WORK TO BE COMPLETED
Omit the images, then print each record below exactly as it reads.

------ DATA EXCERPTS ------

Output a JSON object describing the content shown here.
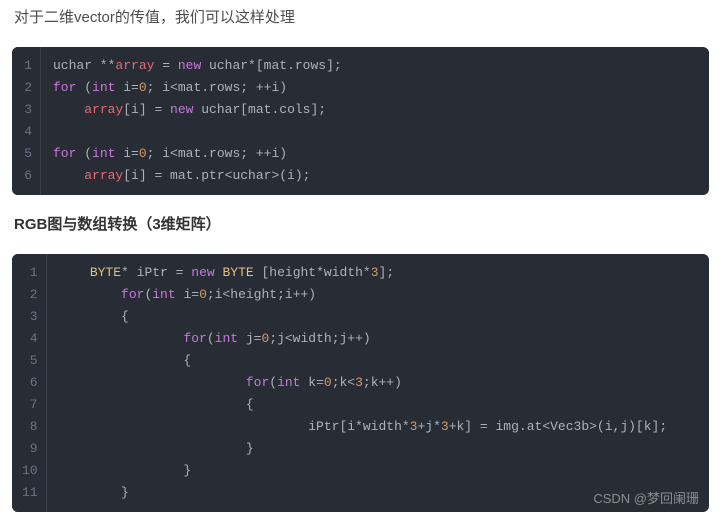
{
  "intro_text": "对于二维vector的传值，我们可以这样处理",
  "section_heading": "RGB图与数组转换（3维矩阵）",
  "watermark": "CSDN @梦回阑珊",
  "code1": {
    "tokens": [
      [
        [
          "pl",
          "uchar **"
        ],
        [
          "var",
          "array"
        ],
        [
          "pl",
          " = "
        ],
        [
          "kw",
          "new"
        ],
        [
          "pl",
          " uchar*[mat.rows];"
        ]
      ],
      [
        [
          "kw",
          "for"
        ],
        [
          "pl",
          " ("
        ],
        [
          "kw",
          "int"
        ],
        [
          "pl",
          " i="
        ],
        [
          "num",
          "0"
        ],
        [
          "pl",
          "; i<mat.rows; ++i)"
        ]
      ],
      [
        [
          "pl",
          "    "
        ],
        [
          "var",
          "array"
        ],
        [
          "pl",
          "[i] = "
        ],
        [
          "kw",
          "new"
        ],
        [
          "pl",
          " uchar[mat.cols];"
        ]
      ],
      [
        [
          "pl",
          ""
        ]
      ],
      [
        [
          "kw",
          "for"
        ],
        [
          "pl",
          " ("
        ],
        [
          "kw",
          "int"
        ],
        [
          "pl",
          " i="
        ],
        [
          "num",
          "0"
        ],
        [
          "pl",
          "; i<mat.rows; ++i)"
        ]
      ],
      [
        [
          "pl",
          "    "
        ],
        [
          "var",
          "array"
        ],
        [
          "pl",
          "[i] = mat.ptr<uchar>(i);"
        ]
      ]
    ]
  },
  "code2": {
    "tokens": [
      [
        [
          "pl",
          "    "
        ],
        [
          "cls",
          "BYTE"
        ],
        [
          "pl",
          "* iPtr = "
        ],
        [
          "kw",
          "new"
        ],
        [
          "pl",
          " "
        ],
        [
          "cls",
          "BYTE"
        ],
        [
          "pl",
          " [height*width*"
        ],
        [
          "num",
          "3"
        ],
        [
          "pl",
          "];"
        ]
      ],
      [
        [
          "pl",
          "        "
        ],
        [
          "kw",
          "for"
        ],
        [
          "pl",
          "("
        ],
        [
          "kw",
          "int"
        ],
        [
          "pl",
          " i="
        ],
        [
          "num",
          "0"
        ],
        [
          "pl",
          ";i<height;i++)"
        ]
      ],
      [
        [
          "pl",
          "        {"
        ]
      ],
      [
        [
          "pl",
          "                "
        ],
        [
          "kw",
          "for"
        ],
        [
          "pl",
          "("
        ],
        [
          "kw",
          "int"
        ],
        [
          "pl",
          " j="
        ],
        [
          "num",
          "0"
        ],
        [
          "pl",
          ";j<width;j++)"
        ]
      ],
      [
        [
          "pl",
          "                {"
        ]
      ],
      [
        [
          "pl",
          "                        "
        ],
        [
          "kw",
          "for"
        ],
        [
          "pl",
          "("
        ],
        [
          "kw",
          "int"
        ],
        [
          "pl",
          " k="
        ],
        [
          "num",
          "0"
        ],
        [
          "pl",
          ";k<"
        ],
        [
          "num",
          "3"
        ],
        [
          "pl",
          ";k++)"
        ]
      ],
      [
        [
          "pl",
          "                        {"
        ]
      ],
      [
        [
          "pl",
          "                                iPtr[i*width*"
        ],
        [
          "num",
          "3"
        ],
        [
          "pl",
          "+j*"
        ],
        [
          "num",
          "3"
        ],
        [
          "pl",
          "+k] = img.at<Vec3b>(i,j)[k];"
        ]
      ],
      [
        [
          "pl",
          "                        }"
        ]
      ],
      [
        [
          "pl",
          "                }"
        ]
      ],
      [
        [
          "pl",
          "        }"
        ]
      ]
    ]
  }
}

------

EXERCISE SOLUTION
Output a JSON object describing the content shown here.
{
  "intro_text": "对于二维vector的传值，我们可以这样处理",
  "section_heading": "RGB图与数组转换（3维矩阵）",
  "watermark": "CSDN @梦回阑珊",
  "code1": {
    "tokens": [
      [
        [
          "pl",
          "uchar **"
        ],
        [
          "var",
          "array"
        ],
        [
          "pl",
          " = "
        ],
        [
          "kw",
          "new"
        ],
        [
          "pl",
          " uchar*[mat.rows];"
        ]
      ],
      [
        [
          "kw",
          "for"
        ],
        [
          "pl",
          " ("
        ],
        [
          "kw",
          "int"
        ],
        [
          "pl",
          " i="
        ],
        [
          "num",
          "0"
        ],
        [
          "pl",
          "; i<mat.rows; ++i)"
        ]
      ],
      [
        [
          "pl",
          "    "
        ],
        [
          "var",
          "array"
        ],
        [
          "pl",
          "[i] = "
        ],
        [
          "kw",
          "new"
        ],
        [
          "pl",
          " uchar[mat.cols];"
        ]
      ],
      [
        [
          "pl",
          ""
        ]
      ],
      [
        [
          "kw",
          "for"
        ],
        [
          "pl",
          " ("
        ],
        [
          "kw",
          "int"
        ],
        [
          "pl",
          " i="
        ],
        [
          "num",
          "0"
        ],
        [
          "pl",
          "; i<mat.rows; ++i)"
        ]
      ],
      [
        [
          "pl",
          "    "
        ],
        [
          "var",
          "array"
        ],
        [
          "pl",
          "[i] = mat.ptr<uchar>(i);"
        ]
      ]
    ]
  },
  "code2": {
    "tokens": [
      [
        [
          "pl",
          "    "
        ],
        [
          "cls",
          "BYTE"
        ],
        [
          "pl",
          "* iPtr = "
        ],
        [
          "kw",
          "new"
        ],
        [
          "pl",
          " "
        ],
        [
          "cls",
          "BYTE"
        ],
        [
          "pl",
          " [height*width*"
        ],
        [
          "num",
          "3"
        ],
        [
          "pl",
          "];"
        ]
      ],
      [
        [
          "pl",
          "        "
        ],
        [
          "kw",
          "for"
        ],
        [
          "pl",
          "("
        ],
        [
          "kw",
          "int"
        ],
        [
          "pl",
          " i="
        ],
        [
          "num",
          "0"
        ],
        [
          "pl",
          ";i<height;i++)"
        ]
      ],
      [
        [
          "pl",
          "        {"
        ]
      ],
      [
        [
          "pl",
          "                "
        ],
        [
          "kw",
          "for"
        ],
        [
          "pl",
          "("
        ],
        [
          "kw",
          "int"
        ],
        [
          "pl",
          " j="
        ],
        [
          "num",
          "0"
        ],
        [
          "pl",
          ";j<width;j++)"
        ]
      ],
      [
        [
          "pl",
          "                {"
        ]
      ],
      [
        [
          "pl",
          "                        "
        ],
        [
          "kw",
          "for"
        ],
        [
          "pl",
          "("
        ],
        [
          "kw",
          "int"
        ],
        [
          "pl",
          " k="
        ],
        [
          "num",
          "0"
        ],
        [
          "pl",
          ";k<"
        ],
        [
          "num",
          "3"
        ],
        [
          "pl",
          ";k++)"
        ]
      ],
      [
        [
          "pl",
          "                        {"
        ]
      ],
      [
        [
          "pl",
          "                                iPtr[i*width*"
        ],
        [
          "num",
          "3"
        ],
        [
          "pl",
          "+j*"
        ],
        [
          "num",
          "3"
        ],
        [
          "pl",
          "+k] = img.at<Vec3b>(i,j)[k];"
        ]
      ],
      [
        [
          "pl",
          "                        }"
        ]
      ],
      [
        [
          "pl",
          "                }"
        ]
      ],
      [
        [
          "pl",
          "        }"
        ]
      ]
    ]
  }
}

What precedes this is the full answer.